[Start of Data extract]

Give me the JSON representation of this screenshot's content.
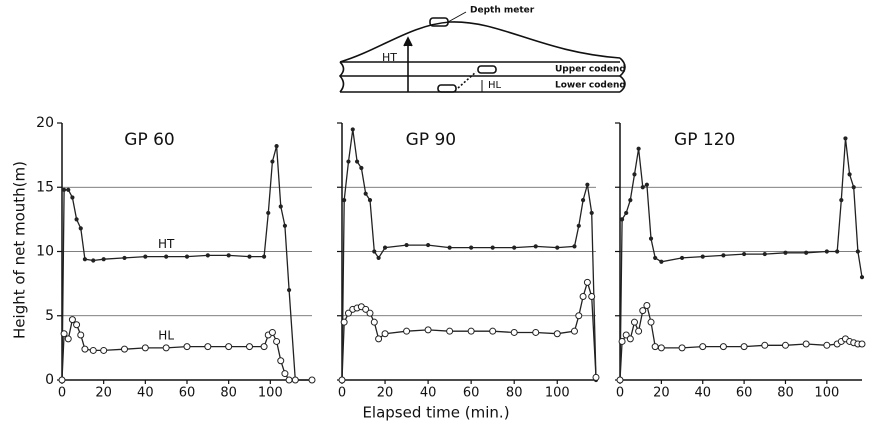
{
  "diagram": {
    "depth_meter": "Depth meter",
    "ht": "HT",
    "upper": "Upper codend",
    "hl": "HL",
    "lower": "Lower codend"
  },
  "chart_data": [
    {
      "type": "line",
      "title": "GP 60",
      "y_label": "Height of net mouth(m)",
      "x": [
        0,
        1,
        3,
        5,
        7,
        9,
        11,
        15,
        20,
        30,
        40,
        50,
        60,
        70,
        80,
        90,
        97,
        99,
        101,
        103,
        105,
        107,
        109,
        112,
        120
      ],
      "series": [
        {
          "name": "HT",
          "color": "#222222",
          "values": [
            0,
            14.8,
            14.8,
            14.2,
            12.5,
            11.8,
            9.4,
            9.3,
            9.4,
            9.5,
            9.6,
            9.6,
            9.6,
            9.7,
            9.7,
            9.6,
            9.6,
            13,
            17,
            18.2,
            13.5,
            12,
            7,
            0,
            0
          ]
        },
        {
          "name": "HL",
          "color": "#222222",
          "values": [
            0,
            3.6,
            3.2,
            4.7,
            4.3,
            3.5,
            2.4,
            2.3,
            2.3,
            2.4,
            2.5,
            2.5,
            2.6,
            2.6,
            2.6,
            2.6,
            2.6,
            3.5,
            3.7,
            3,
            1.5,
            0.5,
            0,
            0,
            0
          ]
        }
      ],
      "xlim": [
        0,
        120
      ],
      "xticks": [
        0,
        20,
        40,
        60,
        80,
        100
      ],
      "ylim": [
        0,
        20
      ],
      "yticks": [
        0,
        5,
        10,
        15,
        20
      ],
      "ytick_labels": true,
      "grid": true
    },
    {
      "type": "line",
      "title": "GP 90",
      "x_label": "Elapsed time (min.)",
      "x": [
        0,
        1,
        3,
        5,
        7,
        9,
        11,
        13,
        15,
        17,
        20,
        30,
        40,
        50,
        60,
        70,
        80,
        90,
        100,
        108,
        110,
        112,
        114,
        116,
        118
      ],
      "series": [
        {
          "name": "HT",
          "color": "#222222",
          "values": [
            0,
            14,
            17,
            19.5,
            17,
            16.5,
            14.5,
            14,
            10,
            9.5,
            10.3,
            10.5,
            10.5,
            10.3,
            10.3,
            10.3,
            10.3,
            10.4,
            10.3,
            10.4,
            12,
            14,
            15.2,
            13,
            0
          ]
        },
        {
          "name": "HL",
          "color": "#222222",
          "values": [
            0,
            4.5,
            5.2,
            5.5,
            5.6,
            5.7,
            5.5,
            5.2,
            4.5,
            3.2,
            3.6,
            3.8,
            3.9,
            3.8,
            3.8,
            3.8,
            3.7,
            3.7,
            3.6,
            3.8,
            5,
            6.5,
            7.6,
            6.5,
            0.2
          ]
        }
      ],
      "xlim": [
        0,
        118
      ],
      "xticks": [
        0,
        20,
        40,
        60,
        80,
        100
      ],
      "ylim": [
        0,
        20
      ],
      "yticks": [
        0,
        5,
        10,
        15,
        20
      ],
      "ytick_labels": false,
      "grid": true
    },
    {
      "type": "line",
      "title": "GP 120",
      "x": [
        0,
        1,
        3,
        5,
        7,
        9,
        11,
        13,
        15,
        17,
        20,
        30,
        40,
        50,
        60,
        70,
        80,
        90,
        100,
        105,
        107,
        109,
        111,
        113,
        115,
        117
      ],
      "series": [
        {
          "name": "HT",
          "color": "#222222",
          "values": [
            0,
            12.5,
            13,
            14,
            16,
            18,
            15,
            15.2,
            11,
            9.5,
            9.2,
            9.5,
            9.6,
            9.7,
            9.8,
            9.8,
            9.9,
            9.9,
            10,
            10,
            14,
            18.8,
            16,
            15,
            10,
            8
          ]
        },
        {
          "name": "HL",
          "color": "#222222",
          "values": [
            0,
            3,
            3.5,
            3.2,
            4.5,
            3.8,
            5.4,
            5.8,
            4.5,
            2.6,
            2.5,
            2.5,
            2.6,
            2.6,
            2.6,
            2.7,
            2.7,
            2.8,
            2.7,
            2.8,
            3,
            3.2,
            3,
            2.9,
            2.8,
            2.8
          ]
        }
      ],
      "xlim": [
        0,
        117
      ],
      "xticks": [
        0,
        20,
        40,
        60,
        80,
        100
      ],
      "ylim": [
        0,
        20
      ],
      "yticks": [
        0,
        5,
        10,
        15,
        20
      ],
      "ytick_labels": false,
      "grid": true
    }
  ]
}
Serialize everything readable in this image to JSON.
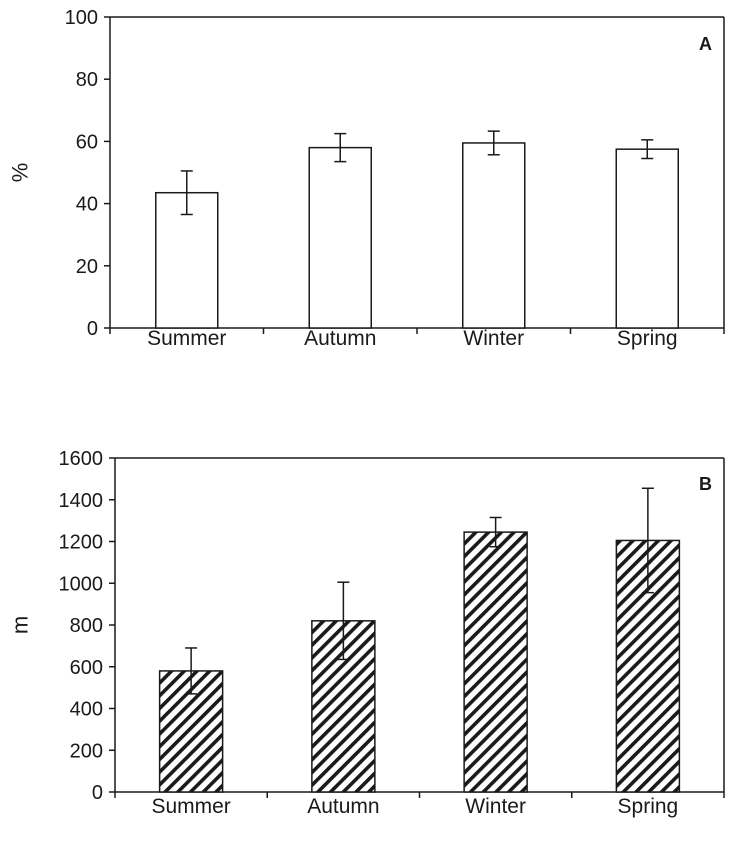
{
  "chart_data": [
    {
      "type": "bar",
      "panel_label": "A",
      "title": "",
      "xlabel": "",
      "ylabel": "%",
      "categories": [
        "Summer",
        "Autumn",
        "Winter",
        "Spring"
      ],
      "series": [
        {
          "values": [
            43.5,
            58,
            59.5,
            57.5
          ],
          "error": [
            7,
            4.5,
            3.8,
            3
          ]
        }
      ],
      "ylim": [
        0,
        100
      ],
      "yticks": [
        "0",
        "20",
        "40",
        "60",
        "80",
        "100"
      ],
      "bar_fill": "#ffffff",
      "bar_pattern": "none",
      "grid": false,
      "legend": "none"
    },
    {
      "type": "bar",
      "panel_label": "B",
      "title": "",
      "xlabel": "",
      "ylabel": "m",
      "categories": [
        "Summer",
        "Autumn",
        "Winter",
        "Spring"
      ],
      "series": [
        {
          "values": [
            580,
            820,
            1245,
            1205
          ],
          "error": [
            110,
            185,
            70,
            250
          ]
        }
      ],
      "ylim": [
        0,
        1600
      ],
      "yticks": [
        "0",
        "200",
        "400",
        "600",
        "800",
        "1000",
        "1200",
        "1400",
        "1600"
      ],
      "bar_fill": "#ffffff",
      "bar_pattern": "diagonal-hatch",
      "grid": false,
      "legend": "none"
    }
  ],
  "colors": {
    "ink": "#1a1a1a",
    "background": "#ffffff"
  }
}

[End of Data extract]

From the line containing "Serialize everything readable" to the end of the data above, give those lines again verbatim, with both endpoints included and no images.

• [Response]:
Serialize everything readable in this image to JSON.
{
  "chart_data": [
    {
      "type": "bar",
      "panel_label": "A",
      "title": "",
      "xlabel": "",
      "ylabel": "%",
      "categories": [
        "Summer",
        "Autumn",
        "Winter",
        "Spring"
      ],
      "series": [
        {
          "values": [
            43.5,
            58,
            59.5,
            57.5
          ],
          "error": [
            7,
            4.5,
            3.8,
            3
          ]
        }
      ],
      "ylim": [
        0,
        100
      ],
      "yticks": [
        "0",
        "20",
        "40",
        "60",
        "80",
        "100"
      ],
      "bar_fill": "#ffffff",
      "bar_pattern": "none",
      "grid": false,
      "legend": "none"
    },
    {
      "type": "bar",
      "panel_label": "B",
      "title": "",
      "xlabel": "",
      "ylabel": "m",
      "categories": [
        "Summer",
        "Autumn",
        "Winter",
        "Spring"
      ],
      "series": [
        {
          "values": [
            580,
            820,
            1245,
            1205
          ],
          "error": [
            110,
            185,
            70,
            250
          ]
        }
      ],
      "ylim": [
        0,
        1600
      ],
      "yticks": [
        "0",
        "200",
        "400",
        "600",
        "800",
        "1000",
        "1200",
        "1400",
        "1600"
      ],
      "bar_fill": "#ffffff",
      "bar_pattern": "diagonal-hatch",
      "grid": false,
      "legend": "none"
    }
  ],
  "colors": {
    "ink": "#1a1a1a",
    "background": "#ffffff"
  }
}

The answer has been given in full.